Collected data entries
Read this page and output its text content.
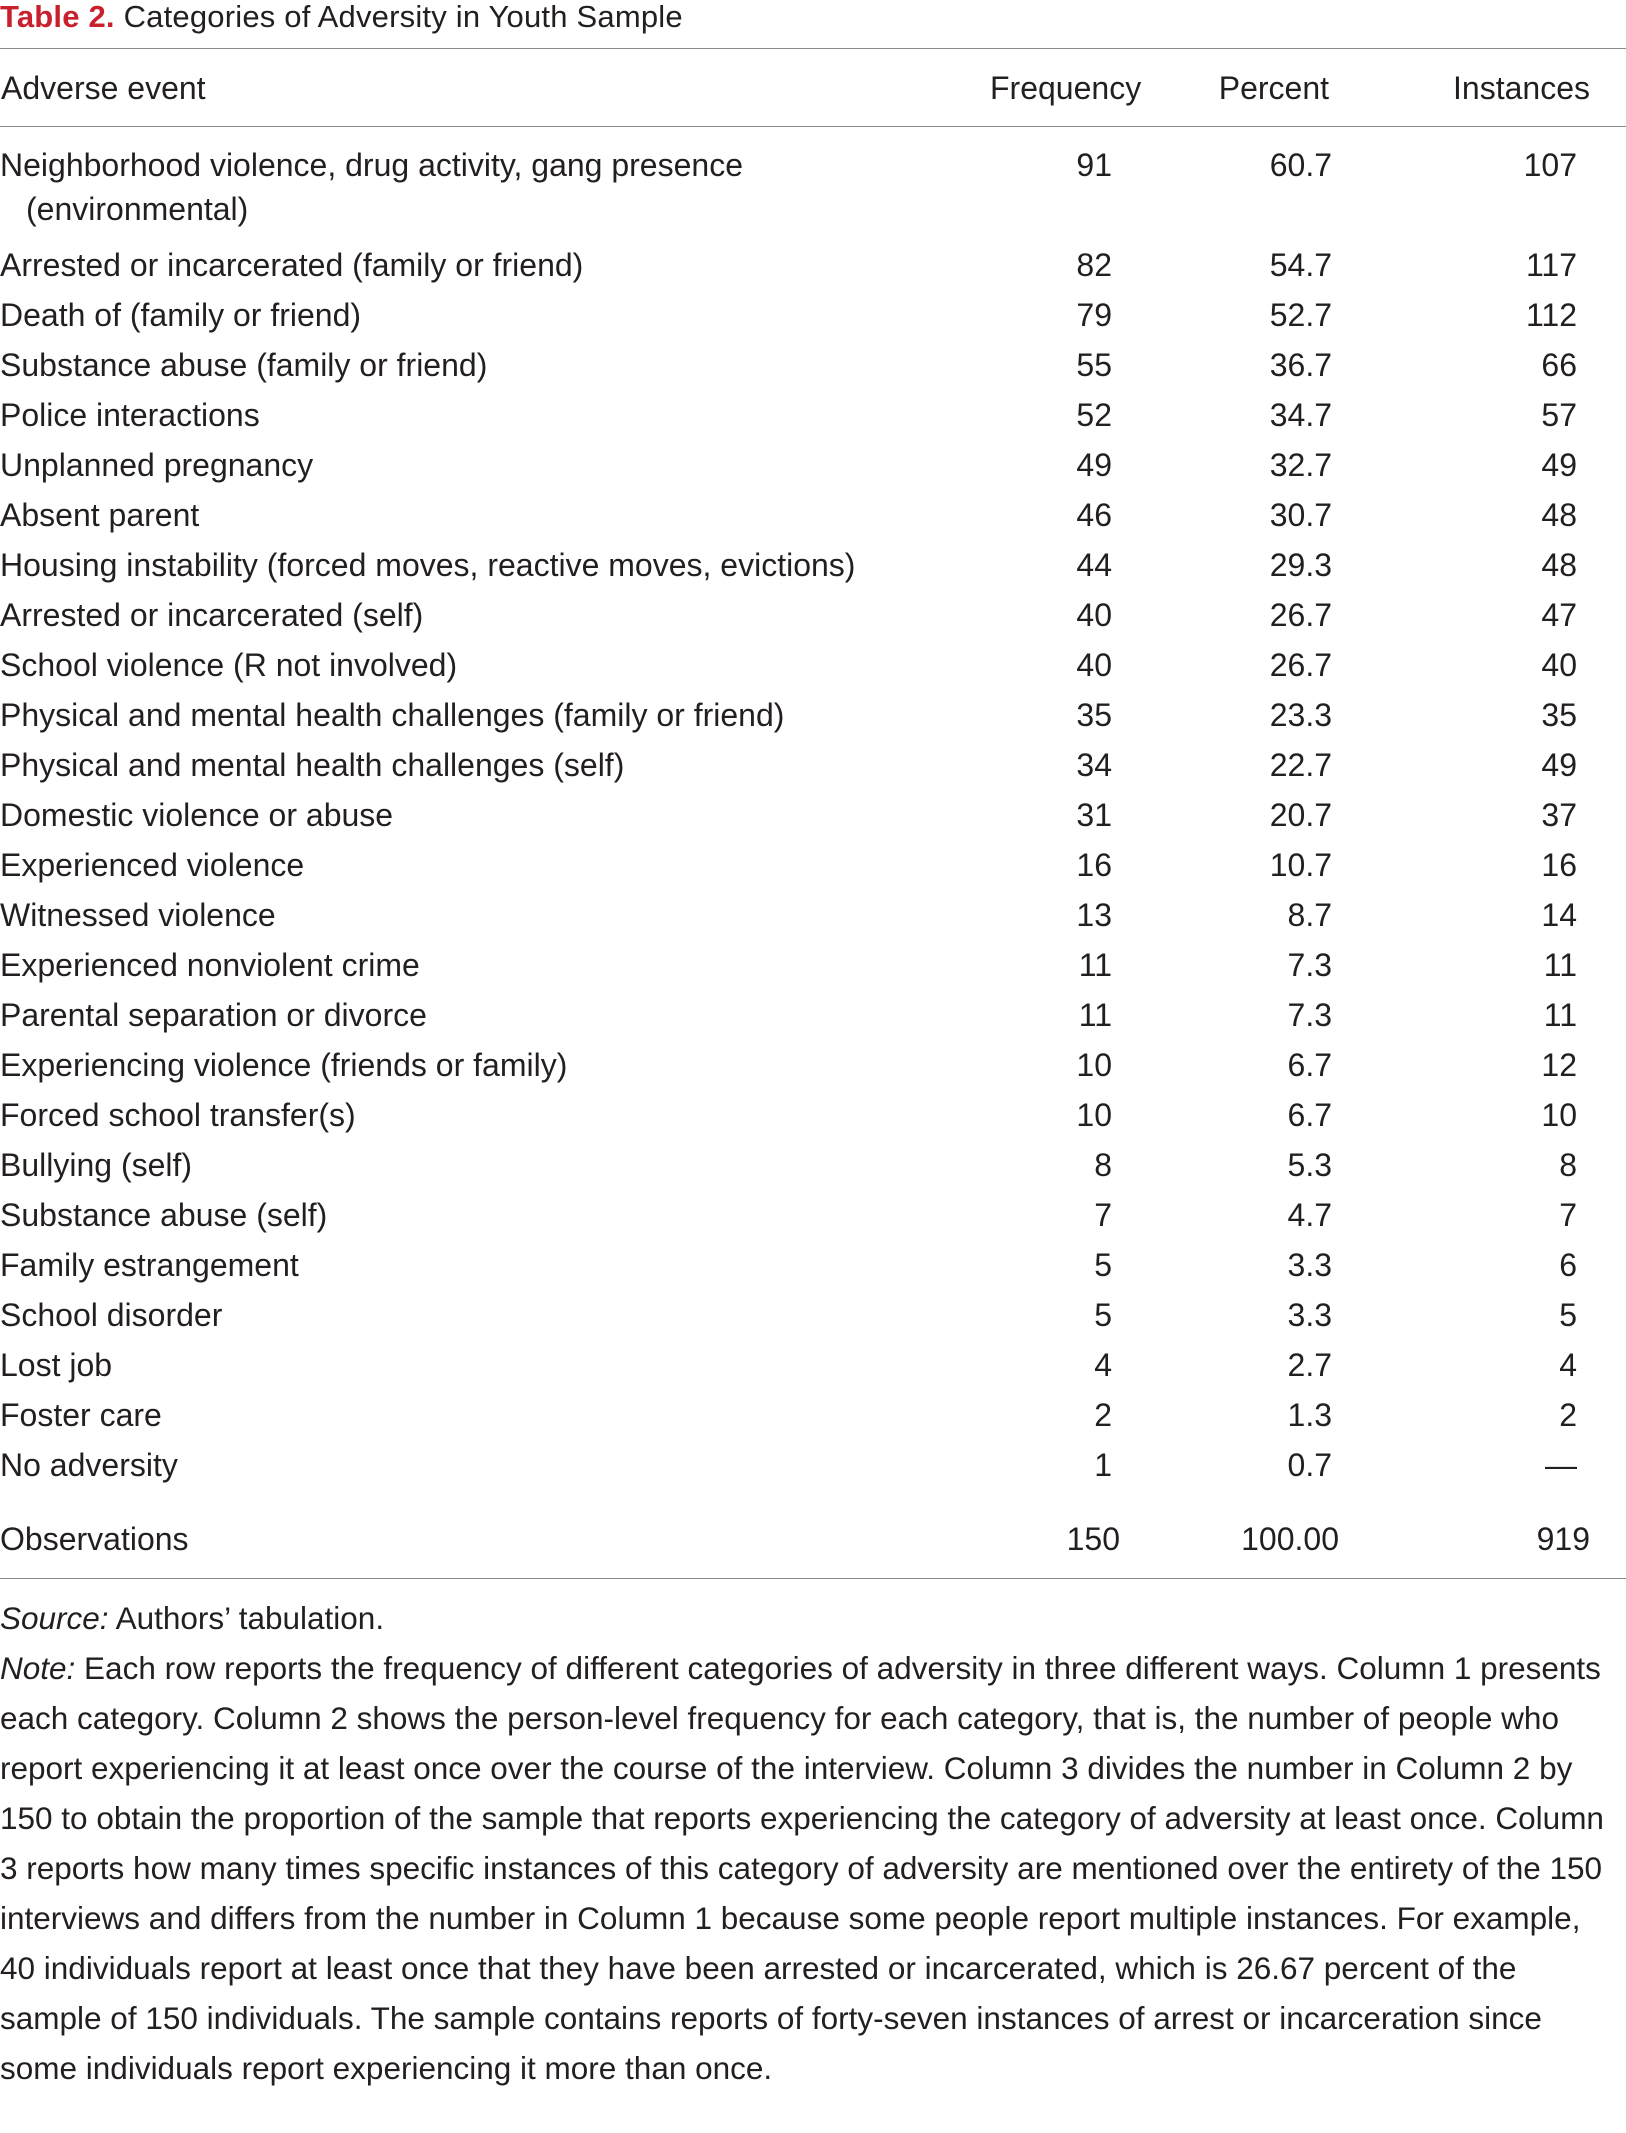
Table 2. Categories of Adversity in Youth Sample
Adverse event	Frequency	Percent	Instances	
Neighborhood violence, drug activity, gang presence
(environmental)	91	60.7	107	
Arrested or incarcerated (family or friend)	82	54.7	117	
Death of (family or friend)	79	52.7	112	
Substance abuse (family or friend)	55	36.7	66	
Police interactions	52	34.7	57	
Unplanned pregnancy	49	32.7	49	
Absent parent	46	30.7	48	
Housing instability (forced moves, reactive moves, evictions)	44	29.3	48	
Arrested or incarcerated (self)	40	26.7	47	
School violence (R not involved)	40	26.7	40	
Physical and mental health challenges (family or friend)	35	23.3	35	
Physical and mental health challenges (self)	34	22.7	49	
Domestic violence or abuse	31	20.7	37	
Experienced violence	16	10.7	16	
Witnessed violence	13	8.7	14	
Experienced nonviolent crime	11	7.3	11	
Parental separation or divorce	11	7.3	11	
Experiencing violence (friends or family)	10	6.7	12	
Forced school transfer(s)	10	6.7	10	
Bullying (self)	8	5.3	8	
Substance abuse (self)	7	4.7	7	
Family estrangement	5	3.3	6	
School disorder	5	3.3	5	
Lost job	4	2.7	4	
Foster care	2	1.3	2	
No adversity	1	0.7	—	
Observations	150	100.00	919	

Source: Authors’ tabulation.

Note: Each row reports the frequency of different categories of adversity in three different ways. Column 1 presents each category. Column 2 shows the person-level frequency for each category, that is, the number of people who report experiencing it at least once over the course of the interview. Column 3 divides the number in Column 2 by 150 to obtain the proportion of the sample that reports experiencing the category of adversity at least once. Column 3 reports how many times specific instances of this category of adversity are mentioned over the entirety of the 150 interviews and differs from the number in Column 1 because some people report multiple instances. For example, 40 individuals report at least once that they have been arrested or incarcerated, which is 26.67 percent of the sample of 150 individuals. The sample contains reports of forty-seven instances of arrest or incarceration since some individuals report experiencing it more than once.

# [EXERCISE DESCRIPTION]
Search the material above for "abuse". Pull out each line where it shows up.

# [RESULT OF THE TASK]
Substance abuse (family or friend)	55	36.7	66	
Domestic violence or abuse	31	20.7	37	
Substance abuse (self)	7	4.7	7	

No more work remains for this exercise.